原文 >>
:::::
简单研究一下epub,毕竟txt总是看着不爽,后面在优化epub样式
cargo.toml
[package]
name = "bqg_epub"
version = "0.1.0"
edition = "2021"
[dependencies]
epub-builder = "0.7.4"
reqwest = {version = "0.12.5",features = ["blocking","json"]}
tokio = {version = "1.38.0",features = ["full"]}
scraper ="0.19.0"
rand = { version = "0.8.5", features = ["default"] }
url = "2.5.2"
clap = {version = "4.5.7",features = ["derive"]}
main.rs
use std::cmp::Ordering;
use std::fs::{File, OpenOptions};
use epub_builder::EpubBuilder;
use epub_builder::Result;
use epub_builder::ZipLibrary;
use epub_builder::EpubContent;
use epub_builder::ReferenceType;
use std::io::Write;
use std::path::Path;
use std::{fs, io};
use std::time::Duration;
use clap::Parser;
use reqwest::{Client, Url};
use scraper::{Html, Selector};
use rand::{Rng};
#[derive(Debug)]
struct Book {
title: String,
homepage: String,
intro: String,
author: String,
chapters: Vec<Chapter>,
}
impl Book {
fn new(homepage: &str) -> Self {
Self {
title: String::default(),
author: String::default(),
intro: String::default(),
chapters: Vec::new(),
homepage: homepage.to_string(),
}
}
async fn get_book_info(&mut self, text: &str) -> Result<()> {
let mut chapters = vec![];
let document = Html::parse_document(&text);
let chapter_selector = Selector::parse("#list > dl > dd > a").unwrap();
let author_selector = Selector::parse("#info > p:nth-child(2) > a").unwrap();
let intro_selector = Selector::parse("#intro").unwrap();
let title_selector = Selector::parse("#info > h1").unwrap();
self.author = document.select(&author_selector).next().unwrap().text().collect::<Vec<_>>().join(" ");
self.intro = document.select(&intro_selector).next().unwrap().text().collect::<Vec<_>>().join(" ");
self.title = document.select(&title_selector).next().unwrap().text().collect::<Vec<_>>().join(" ");
for element in document.select(&chapter_selector) {
if let Some(href) = element.value().attr("href") {
let text = element.text().collect::<Vec<_>>().join(" ");
let c = Chapter::new(href, &text);
// chapters.push(c);
self.add_chapter(c);
}
}
chapters.sort();
self.chapters = chapters;
Ok(())
:::::
给定资料 >>

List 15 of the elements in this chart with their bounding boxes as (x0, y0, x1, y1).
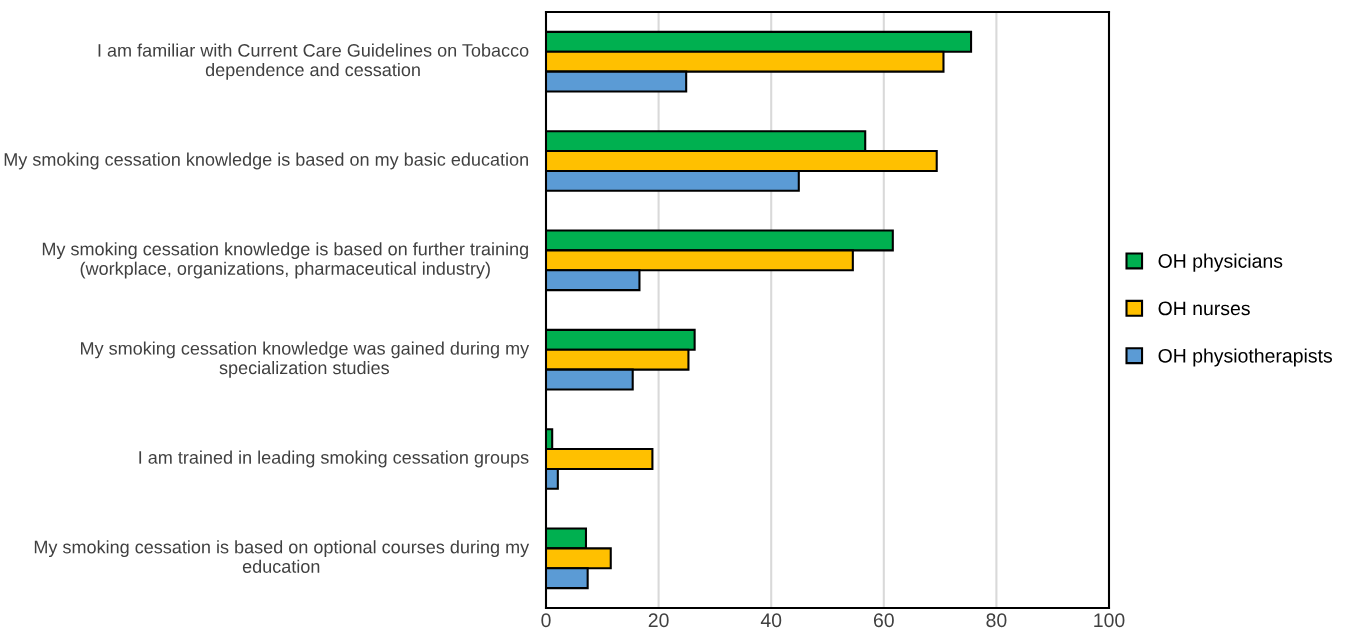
:::::
接着上面那篇用 Rust 生成 epub 的文字往下续写，从它的最后一行之后写起。

本题作答 >>
}
fn add_chapter(&mut self,chapter: Chapter){
if !self.chapters.iter().any(|c| c.href == chapter.href){
self.chapters.push(chapter)
}
}
fn generate_epub(&self) -> Result<()> {
// let mut output = Vec::<u8>::new();
let dummy_image = "Not really a PNG image";
let dummy_css = "body { background-color: pink }";
let mut output = File::create(format!("{}.epub", "test")).unwrap();
let zip_lib = ZipLibrary::new()?;
// Create a new EpubBuilder using the zip library
let mut builder = EpubBuilder::new(zip_lib)?;
builder
// Set some metadata
.metadata("author", "Leon Lee")?
.metadata("title", &self.title)?
.add_cover_image("cover.png", dummy_image.as_bytes(), "image/png")?
// Add a resource that is not part of the linear document structure
.add_resource("some_image.png", dummy_image.as_bytes(), "image/png")?;
for chapter in self.chapters.iter() {
builder.add_content(EpubContent::new(&chapter.href, &*chapter.content.as_bytes())
.title(&chapter.title)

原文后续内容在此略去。